** START Data records **

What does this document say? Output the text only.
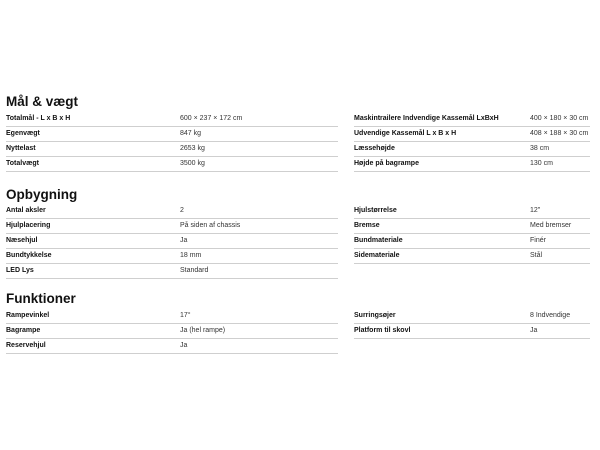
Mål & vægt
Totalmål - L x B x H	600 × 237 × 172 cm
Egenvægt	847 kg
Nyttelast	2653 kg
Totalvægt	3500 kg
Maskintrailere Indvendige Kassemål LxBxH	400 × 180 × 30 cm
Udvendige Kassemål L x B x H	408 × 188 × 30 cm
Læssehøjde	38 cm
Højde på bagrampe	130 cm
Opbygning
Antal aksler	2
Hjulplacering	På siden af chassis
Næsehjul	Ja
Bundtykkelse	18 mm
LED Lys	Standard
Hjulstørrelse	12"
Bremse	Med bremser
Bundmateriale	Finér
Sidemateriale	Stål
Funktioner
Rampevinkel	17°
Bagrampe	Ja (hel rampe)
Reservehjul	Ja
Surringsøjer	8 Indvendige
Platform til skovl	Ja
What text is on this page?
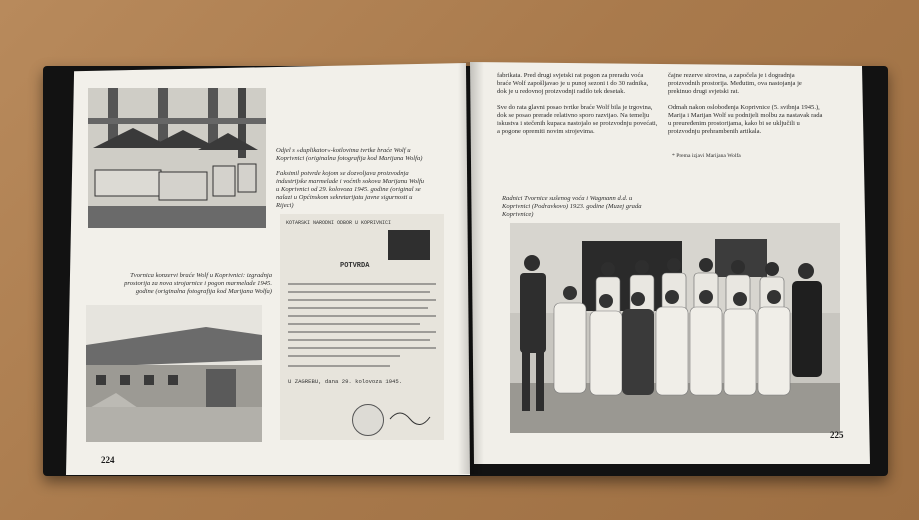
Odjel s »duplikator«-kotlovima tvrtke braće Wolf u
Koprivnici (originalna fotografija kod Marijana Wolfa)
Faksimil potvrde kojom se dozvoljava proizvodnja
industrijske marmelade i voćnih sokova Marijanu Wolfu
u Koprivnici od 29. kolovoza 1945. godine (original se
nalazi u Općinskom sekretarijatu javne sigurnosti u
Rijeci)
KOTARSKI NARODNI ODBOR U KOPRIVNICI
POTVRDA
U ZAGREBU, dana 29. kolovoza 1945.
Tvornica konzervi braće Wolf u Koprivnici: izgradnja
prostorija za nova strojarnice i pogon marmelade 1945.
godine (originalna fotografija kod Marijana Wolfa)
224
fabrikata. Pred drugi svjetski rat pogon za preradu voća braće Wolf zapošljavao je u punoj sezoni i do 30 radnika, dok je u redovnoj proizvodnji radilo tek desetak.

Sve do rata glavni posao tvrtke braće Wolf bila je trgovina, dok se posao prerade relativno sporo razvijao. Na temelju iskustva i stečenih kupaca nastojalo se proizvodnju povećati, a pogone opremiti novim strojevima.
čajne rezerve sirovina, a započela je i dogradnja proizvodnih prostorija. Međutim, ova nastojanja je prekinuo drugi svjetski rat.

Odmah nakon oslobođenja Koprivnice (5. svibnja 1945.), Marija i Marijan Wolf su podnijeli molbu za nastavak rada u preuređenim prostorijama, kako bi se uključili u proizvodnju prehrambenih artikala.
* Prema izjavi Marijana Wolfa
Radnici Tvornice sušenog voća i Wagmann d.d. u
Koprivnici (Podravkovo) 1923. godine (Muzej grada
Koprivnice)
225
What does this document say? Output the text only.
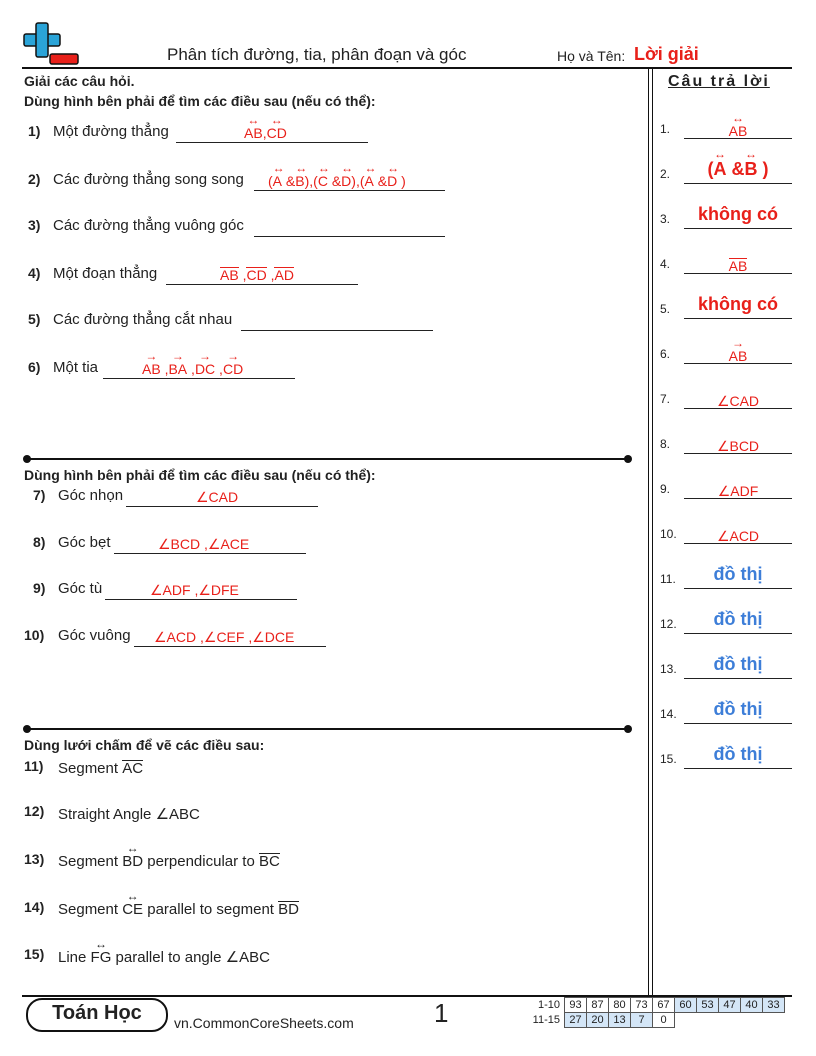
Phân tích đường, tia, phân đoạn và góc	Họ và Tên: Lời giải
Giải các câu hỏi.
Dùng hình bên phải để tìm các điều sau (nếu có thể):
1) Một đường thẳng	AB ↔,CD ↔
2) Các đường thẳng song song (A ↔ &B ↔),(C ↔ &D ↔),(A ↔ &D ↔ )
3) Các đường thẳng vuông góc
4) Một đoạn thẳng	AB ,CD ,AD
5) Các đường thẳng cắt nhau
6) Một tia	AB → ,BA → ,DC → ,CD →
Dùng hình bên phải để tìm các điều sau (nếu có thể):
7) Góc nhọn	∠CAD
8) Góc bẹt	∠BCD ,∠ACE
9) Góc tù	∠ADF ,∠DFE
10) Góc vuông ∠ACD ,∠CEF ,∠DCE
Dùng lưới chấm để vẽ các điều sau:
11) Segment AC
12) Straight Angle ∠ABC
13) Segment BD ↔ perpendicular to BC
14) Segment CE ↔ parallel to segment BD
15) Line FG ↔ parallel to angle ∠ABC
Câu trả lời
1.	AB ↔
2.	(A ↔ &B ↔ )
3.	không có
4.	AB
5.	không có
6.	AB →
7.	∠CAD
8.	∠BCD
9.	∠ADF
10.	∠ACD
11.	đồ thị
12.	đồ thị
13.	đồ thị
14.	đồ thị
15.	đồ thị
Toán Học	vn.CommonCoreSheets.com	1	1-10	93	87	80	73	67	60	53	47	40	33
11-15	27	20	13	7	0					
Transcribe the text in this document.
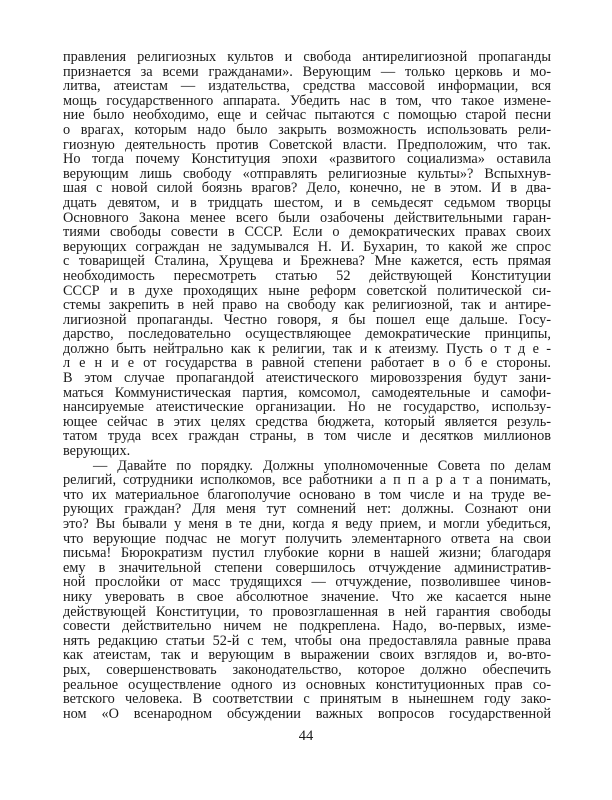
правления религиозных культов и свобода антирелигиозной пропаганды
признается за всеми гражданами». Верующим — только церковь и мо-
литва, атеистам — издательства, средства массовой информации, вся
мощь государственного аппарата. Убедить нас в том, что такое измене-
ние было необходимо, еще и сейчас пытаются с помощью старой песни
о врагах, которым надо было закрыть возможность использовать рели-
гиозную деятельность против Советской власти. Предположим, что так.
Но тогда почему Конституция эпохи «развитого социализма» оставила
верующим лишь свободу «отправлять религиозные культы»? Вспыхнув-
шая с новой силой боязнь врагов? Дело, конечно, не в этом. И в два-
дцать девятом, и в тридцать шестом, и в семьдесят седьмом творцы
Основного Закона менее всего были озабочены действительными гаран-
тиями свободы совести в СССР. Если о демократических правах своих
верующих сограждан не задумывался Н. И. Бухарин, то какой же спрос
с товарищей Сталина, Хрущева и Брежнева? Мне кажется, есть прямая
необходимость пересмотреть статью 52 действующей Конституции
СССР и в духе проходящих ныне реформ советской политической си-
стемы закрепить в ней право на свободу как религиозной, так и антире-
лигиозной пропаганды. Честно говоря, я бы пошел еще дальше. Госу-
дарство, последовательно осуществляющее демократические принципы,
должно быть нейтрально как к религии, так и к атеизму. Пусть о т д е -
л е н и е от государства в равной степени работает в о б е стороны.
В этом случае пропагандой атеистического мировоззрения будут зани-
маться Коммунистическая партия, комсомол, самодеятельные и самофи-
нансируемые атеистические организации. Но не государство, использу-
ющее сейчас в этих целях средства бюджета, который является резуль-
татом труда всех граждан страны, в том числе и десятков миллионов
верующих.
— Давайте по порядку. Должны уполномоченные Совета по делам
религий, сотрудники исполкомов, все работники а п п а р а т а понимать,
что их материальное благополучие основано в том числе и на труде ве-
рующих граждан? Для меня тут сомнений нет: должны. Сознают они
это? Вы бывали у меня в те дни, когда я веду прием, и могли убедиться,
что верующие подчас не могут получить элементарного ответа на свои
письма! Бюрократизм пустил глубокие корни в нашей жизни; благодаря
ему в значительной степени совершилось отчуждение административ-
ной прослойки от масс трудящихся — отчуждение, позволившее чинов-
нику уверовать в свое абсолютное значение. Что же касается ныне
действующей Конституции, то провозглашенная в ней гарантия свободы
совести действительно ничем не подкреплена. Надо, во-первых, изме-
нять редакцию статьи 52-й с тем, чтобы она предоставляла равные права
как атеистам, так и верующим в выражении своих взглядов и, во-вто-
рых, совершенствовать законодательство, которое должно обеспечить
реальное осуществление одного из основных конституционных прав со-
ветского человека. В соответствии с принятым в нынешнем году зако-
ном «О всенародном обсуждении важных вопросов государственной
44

** END Data records **
** START Data records **

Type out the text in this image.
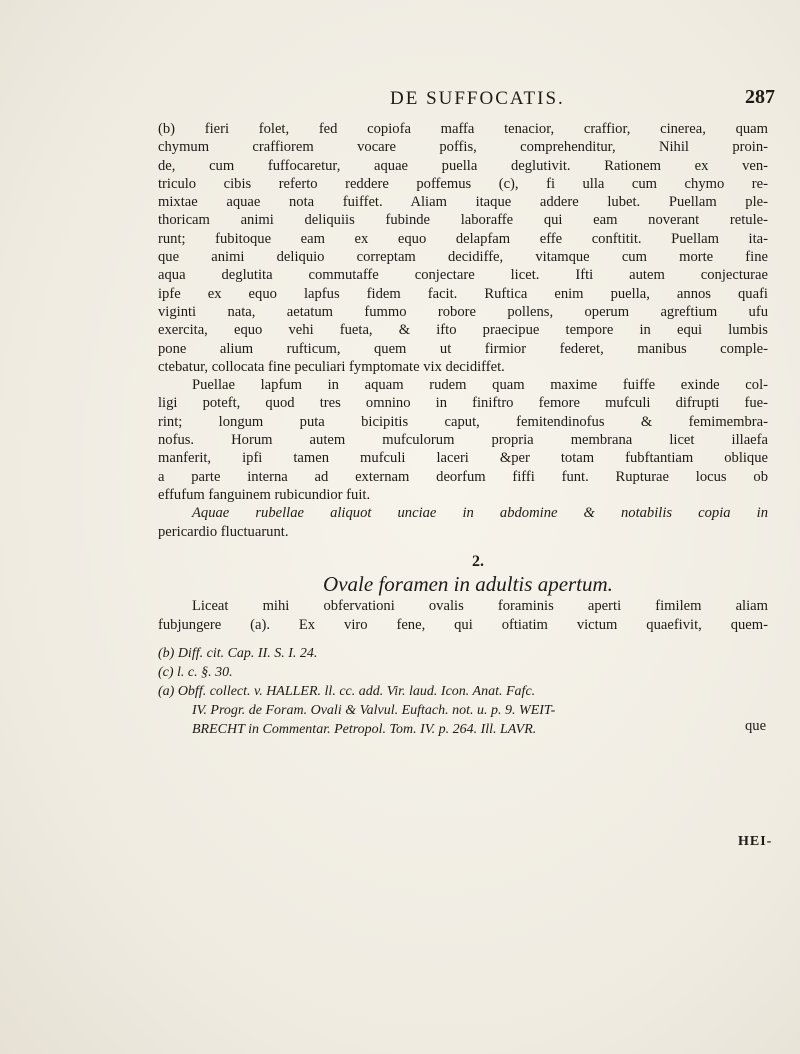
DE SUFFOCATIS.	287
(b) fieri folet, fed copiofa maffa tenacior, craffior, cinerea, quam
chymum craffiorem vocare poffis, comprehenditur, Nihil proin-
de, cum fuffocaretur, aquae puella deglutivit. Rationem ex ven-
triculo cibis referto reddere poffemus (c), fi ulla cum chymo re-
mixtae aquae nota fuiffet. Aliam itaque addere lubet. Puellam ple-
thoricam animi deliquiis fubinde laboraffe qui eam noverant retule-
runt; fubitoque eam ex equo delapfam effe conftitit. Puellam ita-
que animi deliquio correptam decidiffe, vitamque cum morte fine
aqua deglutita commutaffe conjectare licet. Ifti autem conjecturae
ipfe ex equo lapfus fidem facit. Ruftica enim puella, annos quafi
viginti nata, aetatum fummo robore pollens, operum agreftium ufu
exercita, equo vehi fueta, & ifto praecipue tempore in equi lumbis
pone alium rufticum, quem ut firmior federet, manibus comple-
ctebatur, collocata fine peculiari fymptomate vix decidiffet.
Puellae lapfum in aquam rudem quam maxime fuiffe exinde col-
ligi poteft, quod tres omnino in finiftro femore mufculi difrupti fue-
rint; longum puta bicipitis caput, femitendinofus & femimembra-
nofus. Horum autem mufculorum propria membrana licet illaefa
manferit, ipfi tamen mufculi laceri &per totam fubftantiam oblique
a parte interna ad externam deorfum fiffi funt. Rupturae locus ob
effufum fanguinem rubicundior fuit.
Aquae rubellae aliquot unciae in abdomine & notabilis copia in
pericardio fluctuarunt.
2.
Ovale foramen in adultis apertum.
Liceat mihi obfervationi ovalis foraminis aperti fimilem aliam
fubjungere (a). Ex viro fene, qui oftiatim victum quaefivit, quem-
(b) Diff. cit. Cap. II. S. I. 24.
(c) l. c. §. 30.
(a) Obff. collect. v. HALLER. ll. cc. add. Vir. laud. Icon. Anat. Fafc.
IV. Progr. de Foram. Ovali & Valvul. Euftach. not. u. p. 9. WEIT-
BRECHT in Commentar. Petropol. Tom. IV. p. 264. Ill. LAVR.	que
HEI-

** END Data records **

• [Set task] Pull out each line of the records holding the string "должно".

• [Response]
должно быть нейтрально как к религии, так и к атеизму. Пусть о т д е -
рых, совершенствовать законодательство, которое должно обеспечить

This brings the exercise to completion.